WHAT YOU WILL DO.
Transcribe every entry word for word, but skip the images.

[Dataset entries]
....

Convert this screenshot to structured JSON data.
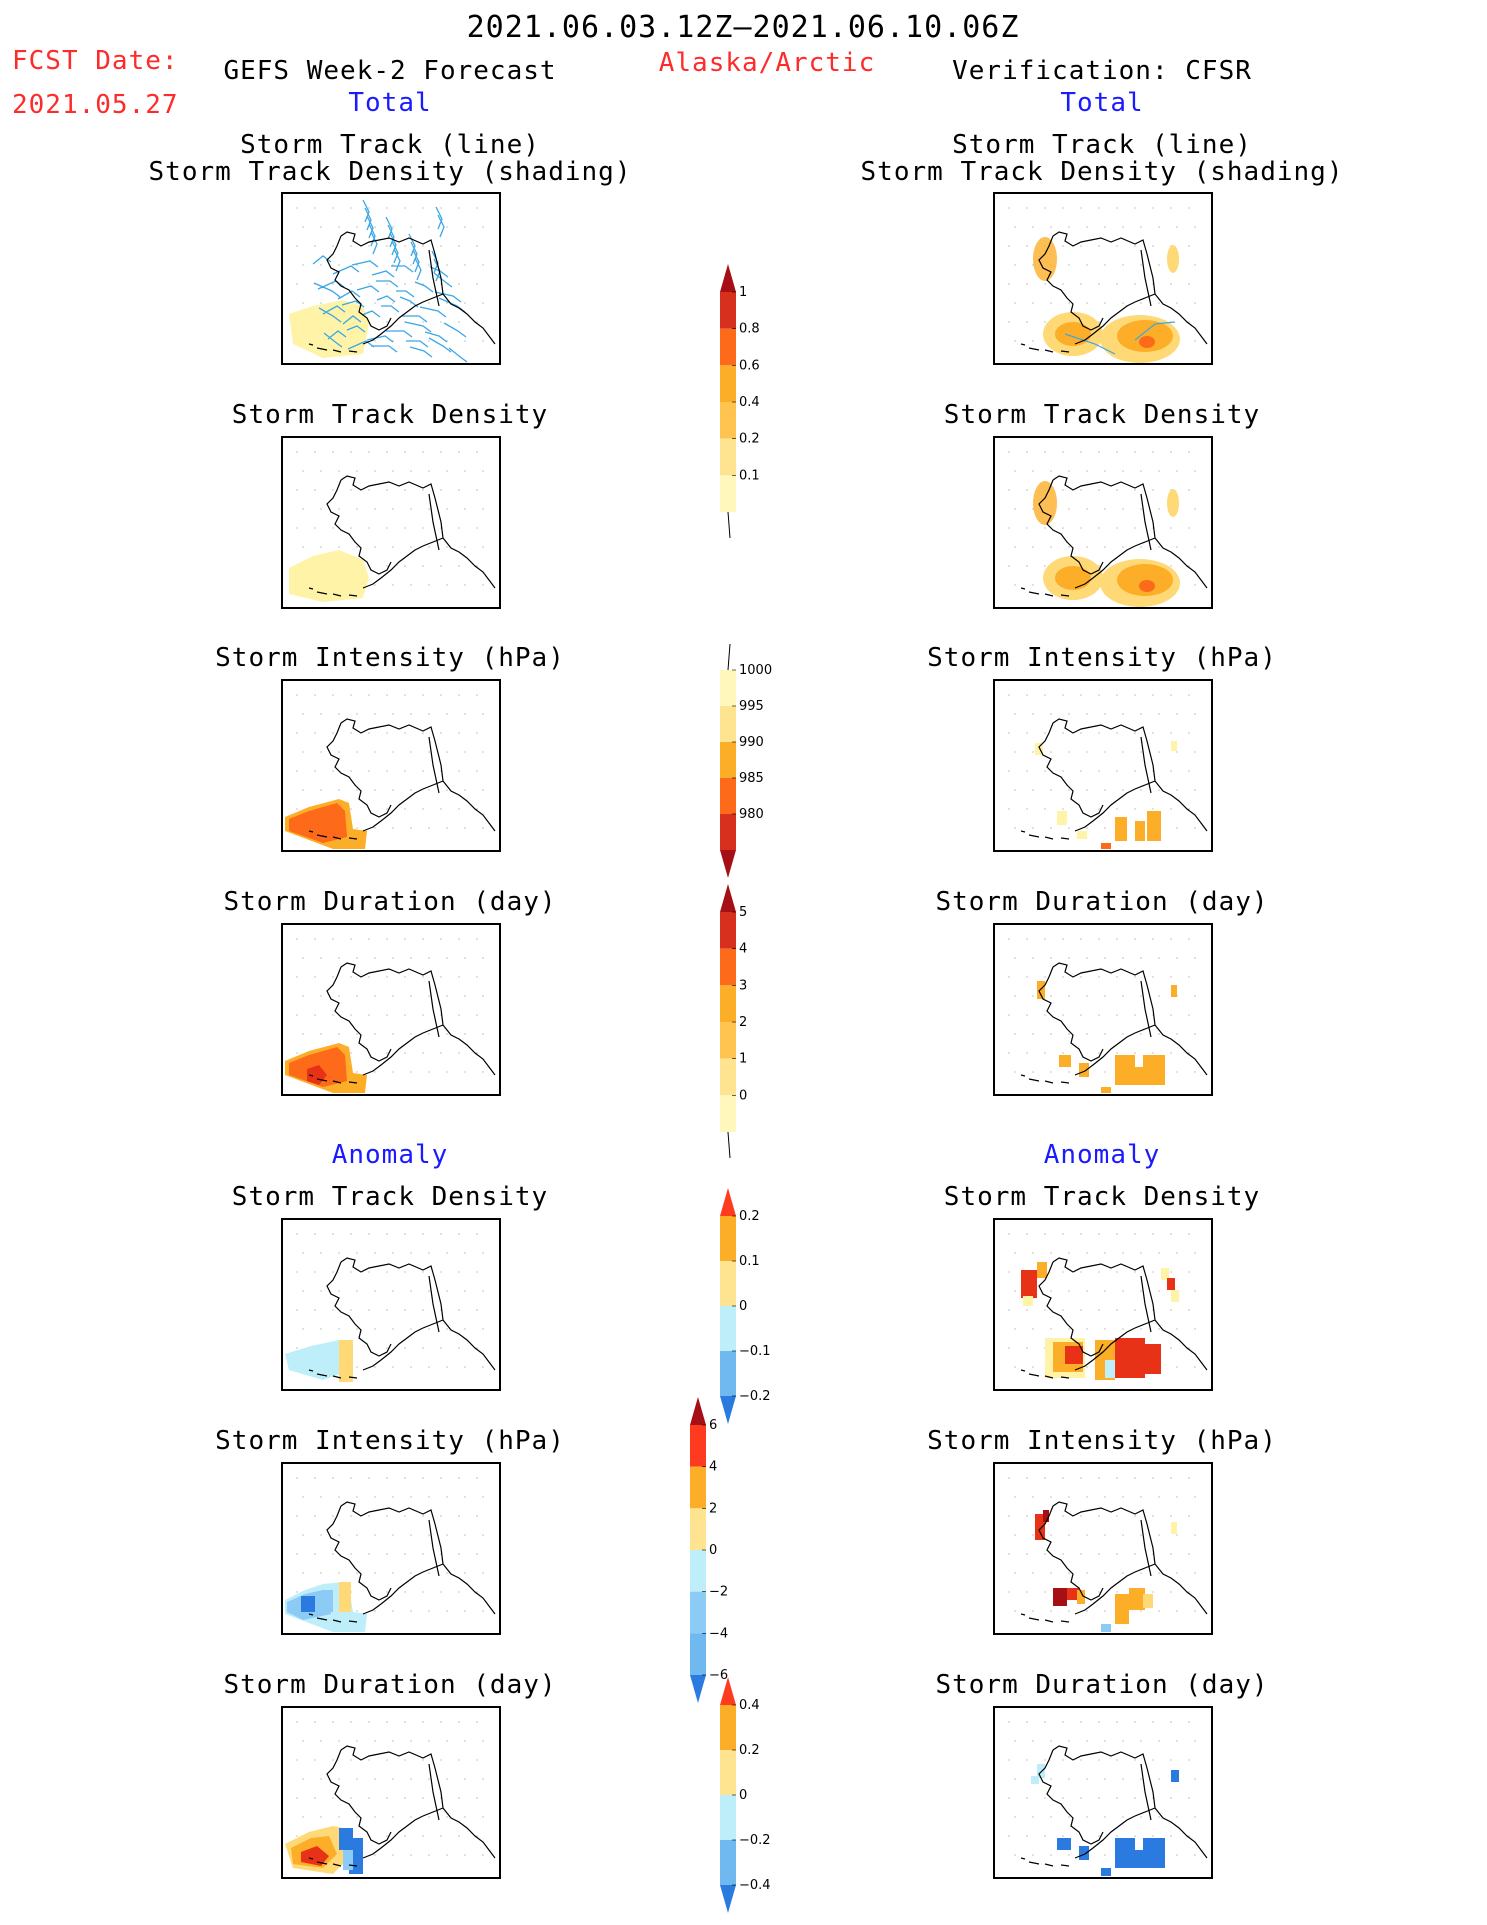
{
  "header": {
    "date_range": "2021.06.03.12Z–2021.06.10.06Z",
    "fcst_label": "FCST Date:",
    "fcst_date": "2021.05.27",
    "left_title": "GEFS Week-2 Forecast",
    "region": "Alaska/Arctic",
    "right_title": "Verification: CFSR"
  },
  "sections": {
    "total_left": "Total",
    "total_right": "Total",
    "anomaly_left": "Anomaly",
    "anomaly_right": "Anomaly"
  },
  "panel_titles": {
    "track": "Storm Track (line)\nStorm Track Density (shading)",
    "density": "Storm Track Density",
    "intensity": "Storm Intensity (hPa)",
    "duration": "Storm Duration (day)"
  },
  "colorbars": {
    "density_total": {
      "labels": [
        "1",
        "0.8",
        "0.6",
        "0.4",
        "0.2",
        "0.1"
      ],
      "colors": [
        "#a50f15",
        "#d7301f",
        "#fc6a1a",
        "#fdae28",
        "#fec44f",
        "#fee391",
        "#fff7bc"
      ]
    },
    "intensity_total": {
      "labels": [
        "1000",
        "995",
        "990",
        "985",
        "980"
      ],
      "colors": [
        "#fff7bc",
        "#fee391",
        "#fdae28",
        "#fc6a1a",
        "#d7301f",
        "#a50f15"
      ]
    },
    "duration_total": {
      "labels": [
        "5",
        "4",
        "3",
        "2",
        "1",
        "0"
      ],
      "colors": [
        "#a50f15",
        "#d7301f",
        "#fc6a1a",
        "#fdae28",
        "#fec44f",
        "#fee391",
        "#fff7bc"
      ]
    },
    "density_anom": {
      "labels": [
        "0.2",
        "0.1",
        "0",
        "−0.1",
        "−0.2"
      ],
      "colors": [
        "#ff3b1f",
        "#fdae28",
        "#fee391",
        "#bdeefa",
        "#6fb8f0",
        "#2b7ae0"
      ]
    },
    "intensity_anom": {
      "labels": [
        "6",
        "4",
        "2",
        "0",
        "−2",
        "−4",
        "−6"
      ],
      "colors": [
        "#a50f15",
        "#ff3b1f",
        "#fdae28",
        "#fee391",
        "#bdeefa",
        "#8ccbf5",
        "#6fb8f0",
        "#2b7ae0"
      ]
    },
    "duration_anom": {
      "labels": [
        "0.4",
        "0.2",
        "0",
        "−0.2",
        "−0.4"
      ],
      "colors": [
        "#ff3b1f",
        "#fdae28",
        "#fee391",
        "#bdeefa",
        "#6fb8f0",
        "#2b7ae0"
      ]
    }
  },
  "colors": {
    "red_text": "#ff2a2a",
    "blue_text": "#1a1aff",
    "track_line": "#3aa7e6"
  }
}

....

THE COMPLETED TASK.
Convert this screenshot to structured JSON data.
{
  "header": {
    "date_range": "2021.06.03.12Z–2021.06.10.06Z",
    "fcst_label": "FCST Date:",
    "fcst_date": "2021.05.27",
    "left_title": "GEFS Week-2 Forecast",
    "region": "Alaska/Arctic",
    "right_title": "Verification: CFSR"
  },
  "sections": {
    "total_left": "Total",
    "total_right": "Total",
    "anomaly_left": "Anomaly",
    "anomaly_right": "Anomaly"
  },
  "panel_titles": {
    "track": "Storm Track (line)\nStorm Track Density (shading)",
    "density": "Storm Track Density",
    "intensity": "Storm Intensity (hPa)",
    "duration": "Storm Duration (day)"
  },
  "colorbars": {
    "density_total": {
      "labels": [
        "1",
        "0.8",
        "0.6",
        "0.4",
        "0.2",
        "0.1"
      ],
      "colors": [
        "#a50f15",
        "#d7301f",
        "#fc6a1a",
        "#fdae28",
        "#fec44f",
        "#fee391",
        "#fff7bc"
      ]
    },
    "intensity_total": {
      "labels": [
        "1000",
        "995",
        "990",
        "985",
        "980"
      ],
      "colors": [
        "#fff7bc",
        "#fee391",
        "#fdae28",
        "#fc6a1a",
        "#d7301f",
        "#a50f15"
      ]
    },
    "duration_total": {
      "labels": [
        "5",
        "4",
        "3",
        "2",
        "1",
        "0"
      ],
      "colors": [
        "#a50f15",
        "#d7301f",
        "#fc6a1a",
        "#fdae28",
        "#fec44f",
        "#fee391",
        "#fff7bc"
      ]
    },
    "density_anom": {
      "labels": [
        "0.2",
        "0.1",
        "0",
        "−0.1",
        "−0.2"
      ],
      "colors": [
        "#ff3b1f",
        "#fdae28",
        "#fee391",
        "#bdeefa",
        "#6fb8f0",
        "#2b7ae0"
      ]
    },
    "intensity_anom": {
      "labels": [
        "6",
        "4",
        "2",
        "0",
        "−2",
        "−4",
        "−6"
      ],
      "colors": [
        "#a50f15",
        "#ff3b1f",
        "#fdae28",
        "#fee391",
        "#bdeefa",
        "#8ccbf5",
        "#6fb8f0",
        "#2b7ae0"
      ]
    },
    "duration_anom": {
      "labels": [
        "0.4",
        "0.2",
        "0",
        "−0.2",
        "−0.4"
      ],
      "colors": [
        "#ff3b1f",
        "#fdae28",
        "#fee391",
        "#bdeefa",
        "#6fb8f0",
        "#2b7ae0"
      ]
    }
  },
  "colors": {
    "red_text": "#ff2a2a",
    "blue_text": "#1a1aff",
    "track_line": "#3aa7e6"
  }
}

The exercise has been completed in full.